▶ _THE EXERCISE_:
Determine how many lines in the entries below include "Control". The reply should be that number and nothing else.

▶ _DATA SHOWN_:
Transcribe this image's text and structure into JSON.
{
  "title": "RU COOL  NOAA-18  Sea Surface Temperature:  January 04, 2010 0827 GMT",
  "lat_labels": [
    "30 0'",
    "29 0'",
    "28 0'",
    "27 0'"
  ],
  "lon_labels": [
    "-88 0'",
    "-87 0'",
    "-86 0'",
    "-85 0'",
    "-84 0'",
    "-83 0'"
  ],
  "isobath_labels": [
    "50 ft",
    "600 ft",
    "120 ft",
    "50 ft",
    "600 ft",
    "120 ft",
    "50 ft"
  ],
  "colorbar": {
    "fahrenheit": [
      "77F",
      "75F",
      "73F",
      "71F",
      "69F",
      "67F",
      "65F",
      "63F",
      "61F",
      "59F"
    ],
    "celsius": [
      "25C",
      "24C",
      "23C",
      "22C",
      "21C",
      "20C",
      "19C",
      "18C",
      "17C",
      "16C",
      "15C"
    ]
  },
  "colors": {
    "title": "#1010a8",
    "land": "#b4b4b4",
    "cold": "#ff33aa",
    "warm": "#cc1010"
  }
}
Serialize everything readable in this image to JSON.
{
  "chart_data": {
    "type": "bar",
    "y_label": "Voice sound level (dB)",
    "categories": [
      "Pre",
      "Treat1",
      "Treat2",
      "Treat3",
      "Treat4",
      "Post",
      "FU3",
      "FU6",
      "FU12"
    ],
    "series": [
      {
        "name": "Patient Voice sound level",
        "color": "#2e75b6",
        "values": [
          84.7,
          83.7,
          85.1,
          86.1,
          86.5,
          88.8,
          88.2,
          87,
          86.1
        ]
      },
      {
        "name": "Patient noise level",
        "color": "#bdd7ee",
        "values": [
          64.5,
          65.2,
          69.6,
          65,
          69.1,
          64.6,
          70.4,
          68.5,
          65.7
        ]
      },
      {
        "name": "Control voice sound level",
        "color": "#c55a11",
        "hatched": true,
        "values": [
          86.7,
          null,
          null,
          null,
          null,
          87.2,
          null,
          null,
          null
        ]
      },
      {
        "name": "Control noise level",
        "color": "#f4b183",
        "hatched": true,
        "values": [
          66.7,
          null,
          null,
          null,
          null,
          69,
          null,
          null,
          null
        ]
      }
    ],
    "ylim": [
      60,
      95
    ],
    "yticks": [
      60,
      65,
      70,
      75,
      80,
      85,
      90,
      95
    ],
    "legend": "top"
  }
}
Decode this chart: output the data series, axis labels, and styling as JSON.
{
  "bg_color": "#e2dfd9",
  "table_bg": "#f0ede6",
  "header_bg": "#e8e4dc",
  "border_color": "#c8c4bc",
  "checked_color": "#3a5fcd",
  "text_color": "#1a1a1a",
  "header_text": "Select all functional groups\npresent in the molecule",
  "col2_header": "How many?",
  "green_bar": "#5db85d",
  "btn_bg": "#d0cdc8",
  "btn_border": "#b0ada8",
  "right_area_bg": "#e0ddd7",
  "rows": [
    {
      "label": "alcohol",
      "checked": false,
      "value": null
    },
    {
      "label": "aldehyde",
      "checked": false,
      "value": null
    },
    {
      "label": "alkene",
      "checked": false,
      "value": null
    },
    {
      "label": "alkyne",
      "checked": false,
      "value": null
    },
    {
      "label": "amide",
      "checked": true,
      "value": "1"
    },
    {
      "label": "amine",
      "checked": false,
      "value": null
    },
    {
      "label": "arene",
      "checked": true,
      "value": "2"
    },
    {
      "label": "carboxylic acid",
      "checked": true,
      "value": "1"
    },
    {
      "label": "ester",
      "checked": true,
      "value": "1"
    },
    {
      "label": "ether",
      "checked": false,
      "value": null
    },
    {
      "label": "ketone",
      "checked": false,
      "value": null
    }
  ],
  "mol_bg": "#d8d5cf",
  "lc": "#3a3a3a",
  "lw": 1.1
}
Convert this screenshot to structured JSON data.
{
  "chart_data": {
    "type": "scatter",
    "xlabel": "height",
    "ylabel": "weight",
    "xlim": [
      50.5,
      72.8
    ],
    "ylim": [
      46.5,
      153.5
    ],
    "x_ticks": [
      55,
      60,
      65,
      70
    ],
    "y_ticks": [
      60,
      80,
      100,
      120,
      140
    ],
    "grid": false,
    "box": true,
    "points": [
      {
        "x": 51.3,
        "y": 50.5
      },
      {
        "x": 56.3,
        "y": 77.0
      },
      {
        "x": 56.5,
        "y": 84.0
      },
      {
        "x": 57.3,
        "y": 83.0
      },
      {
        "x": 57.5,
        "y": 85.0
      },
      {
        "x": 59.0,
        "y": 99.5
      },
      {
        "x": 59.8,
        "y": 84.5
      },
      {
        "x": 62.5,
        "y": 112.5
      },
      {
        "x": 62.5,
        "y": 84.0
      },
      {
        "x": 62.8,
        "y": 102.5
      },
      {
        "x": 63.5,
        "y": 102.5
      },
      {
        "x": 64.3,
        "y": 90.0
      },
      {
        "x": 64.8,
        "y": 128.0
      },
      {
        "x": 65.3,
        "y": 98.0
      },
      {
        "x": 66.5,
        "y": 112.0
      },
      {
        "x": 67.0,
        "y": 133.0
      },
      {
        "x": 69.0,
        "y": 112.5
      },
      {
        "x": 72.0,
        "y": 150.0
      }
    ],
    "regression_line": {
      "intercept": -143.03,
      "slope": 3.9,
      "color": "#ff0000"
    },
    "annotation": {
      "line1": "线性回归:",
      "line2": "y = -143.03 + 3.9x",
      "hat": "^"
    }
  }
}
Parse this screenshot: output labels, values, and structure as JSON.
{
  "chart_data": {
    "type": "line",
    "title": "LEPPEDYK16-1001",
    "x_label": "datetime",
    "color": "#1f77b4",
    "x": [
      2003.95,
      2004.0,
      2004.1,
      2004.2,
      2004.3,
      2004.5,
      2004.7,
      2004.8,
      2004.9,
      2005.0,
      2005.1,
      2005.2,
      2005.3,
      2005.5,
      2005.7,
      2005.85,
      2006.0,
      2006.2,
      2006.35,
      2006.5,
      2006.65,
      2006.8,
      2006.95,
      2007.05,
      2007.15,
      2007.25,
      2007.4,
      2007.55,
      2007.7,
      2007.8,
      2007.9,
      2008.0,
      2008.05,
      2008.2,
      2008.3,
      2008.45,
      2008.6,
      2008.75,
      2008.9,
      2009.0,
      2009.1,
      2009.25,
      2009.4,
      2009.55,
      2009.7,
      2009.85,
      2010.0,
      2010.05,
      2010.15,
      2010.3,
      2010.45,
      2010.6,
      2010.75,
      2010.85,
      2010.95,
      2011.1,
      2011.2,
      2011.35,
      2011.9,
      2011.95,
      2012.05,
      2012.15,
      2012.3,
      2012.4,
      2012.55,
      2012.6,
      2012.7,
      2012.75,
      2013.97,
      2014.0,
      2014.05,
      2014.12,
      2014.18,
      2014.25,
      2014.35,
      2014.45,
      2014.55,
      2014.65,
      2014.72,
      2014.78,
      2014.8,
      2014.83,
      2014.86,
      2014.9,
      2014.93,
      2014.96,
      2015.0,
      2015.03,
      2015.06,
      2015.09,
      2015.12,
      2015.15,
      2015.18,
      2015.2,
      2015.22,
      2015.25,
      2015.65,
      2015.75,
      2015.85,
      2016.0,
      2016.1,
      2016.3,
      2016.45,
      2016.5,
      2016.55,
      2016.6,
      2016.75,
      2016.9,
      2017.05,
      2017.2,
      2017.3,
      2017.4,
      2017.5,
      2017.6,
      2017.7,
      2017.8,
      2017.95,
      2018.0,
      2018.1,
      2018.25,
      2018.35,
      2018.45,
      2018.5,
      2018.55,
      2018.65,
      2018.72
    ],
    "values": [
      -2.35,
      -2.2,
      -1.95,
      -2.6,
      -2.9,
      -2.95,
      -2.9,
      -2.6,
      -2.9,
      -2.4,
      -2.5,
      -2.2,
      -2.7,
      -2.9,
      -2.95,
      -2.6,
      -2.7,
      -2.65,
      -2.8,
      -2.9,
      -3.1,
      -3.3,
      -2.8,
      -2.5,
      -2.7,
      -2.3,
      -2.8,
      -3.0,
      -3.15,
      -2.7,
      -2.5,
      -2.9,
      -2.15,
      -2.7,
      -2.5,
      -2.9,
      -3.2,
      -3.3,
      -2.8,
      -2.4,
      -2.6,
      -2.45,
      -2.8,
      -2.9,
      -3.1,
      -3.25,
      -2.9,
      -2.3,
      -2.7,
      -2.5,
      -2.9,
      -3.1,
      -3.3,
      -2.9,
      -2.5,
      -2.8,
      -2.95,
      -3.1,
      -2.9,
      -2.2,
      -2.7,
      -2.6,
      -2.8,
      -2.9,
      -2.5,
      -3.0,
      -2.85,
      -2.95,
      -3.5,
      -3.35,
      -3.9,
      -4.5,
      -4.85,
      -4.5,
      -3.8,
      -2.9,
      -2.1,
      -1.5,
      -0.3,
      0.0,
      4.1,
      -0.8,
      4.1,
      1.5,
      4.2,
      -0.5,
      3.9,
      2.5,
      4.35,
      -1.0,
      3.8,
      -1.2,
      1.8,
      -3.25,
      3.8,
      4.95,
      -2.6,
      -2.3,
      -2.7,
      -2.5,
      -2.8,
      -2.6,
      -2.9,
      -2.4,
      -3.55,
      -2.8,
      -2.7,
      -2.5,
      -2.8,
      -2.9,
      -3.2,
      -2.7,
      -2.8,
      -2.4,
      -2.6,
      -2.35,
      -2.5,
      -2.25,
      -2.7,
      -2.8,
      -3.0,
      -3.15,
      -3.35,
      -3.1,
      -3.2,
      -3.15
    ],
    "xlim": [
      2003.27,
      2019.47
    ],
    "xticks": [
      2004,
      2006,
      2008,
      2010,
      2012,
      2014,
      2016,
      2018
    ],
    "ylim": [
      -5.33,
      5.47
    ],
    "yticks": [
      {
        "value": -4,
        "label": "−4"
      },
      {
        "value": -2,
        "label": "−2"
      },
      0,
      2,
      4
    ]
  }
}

▶ _WRITTEN REPLY_:
2